== WHAT YOU NEED TO DO ==
Retype the full set of records. Keep every character identical.

== SUPPLIED INFORMATION ==
··········

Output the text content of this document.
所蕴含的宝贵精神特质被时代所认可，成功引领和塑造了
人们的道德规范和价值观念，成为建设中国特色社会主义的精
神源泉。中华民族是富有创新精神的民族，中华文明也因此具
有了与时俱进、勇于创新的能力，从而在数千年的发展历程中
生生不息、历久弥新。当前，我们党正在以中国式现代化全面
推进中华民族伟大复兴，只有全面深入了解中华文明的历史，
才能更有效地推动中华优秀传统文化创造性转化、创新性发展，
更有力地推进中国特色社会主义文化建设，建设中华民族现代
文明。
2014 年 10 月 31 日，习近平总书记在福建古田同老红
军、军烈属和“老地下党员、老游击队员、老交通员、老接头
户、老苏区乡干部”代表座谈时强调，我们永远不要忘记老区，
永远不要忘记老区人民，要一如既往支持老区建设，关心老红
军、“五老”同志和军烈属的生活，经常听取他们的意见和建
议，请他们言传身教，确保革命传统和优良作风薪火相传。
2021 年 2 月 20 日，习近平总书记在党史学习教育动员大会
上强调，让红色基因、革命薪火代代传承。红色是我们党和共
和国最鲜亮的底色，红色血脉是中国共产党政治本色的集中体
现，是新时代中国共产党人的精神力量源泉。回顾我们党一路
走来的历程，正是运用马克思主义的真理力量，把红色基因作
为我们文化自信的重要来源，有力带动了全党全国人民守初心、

··········

== RESULT OF THIS EXERCISE ==
Output the text content of this document.
所蕴含的宝贵精神特质被时代所认可，成功引领和塑造了
人们的道德规范和价值观念，成为建设中国特色社会主义的精
神源泉。中华民族是富有创新精神的民族，中华文明也因此具
有了与时俱进、勇于创新的能力，从而在数千年的发展历程中
生生不息、历久弥新。当前，我们党正在以中国式现代化全面
推进中华民族伟大复兴，只有全面深入了解中华文明的历史，
才能更有效地推动中华优秀传统文化创造性转化、创新性发展，
更有力地推进中国特色社会主义文化建设，建设中华民族现代
文明。
2014 年 10 月 31 日，习近平总书记在福建古田同老红
军、军烈属和“老地下党员、老游击队员、老交通员、老接头
户、老苏区乡干部”代表座谈时强调，我们永远不要忘记老区，
永远不要忘记老区人民，要一如既往支持老区建设，关心老红
军、“五老”同志和军烈属的生活，经常听取他们的意见和建
议，请他们言传身教，确保革命传统和优良作风薪火相传。
2021 年 2 月 20 日，习近平总书记在党史学习教育动员大会
上强调，让红色基因、革命薪火代代传承。红色是我们党和共
和国最鲜亮的底色，红色血脉是中国共产党政治本色的集中体
现，是新时代中国共产党人的精神力量源泉。回顾我们党一路
走来的历程，正是运用马克思主义的真理力量，把红色基因作
为我们文化自信的重要来源，有力带动了全党全国人民守初心、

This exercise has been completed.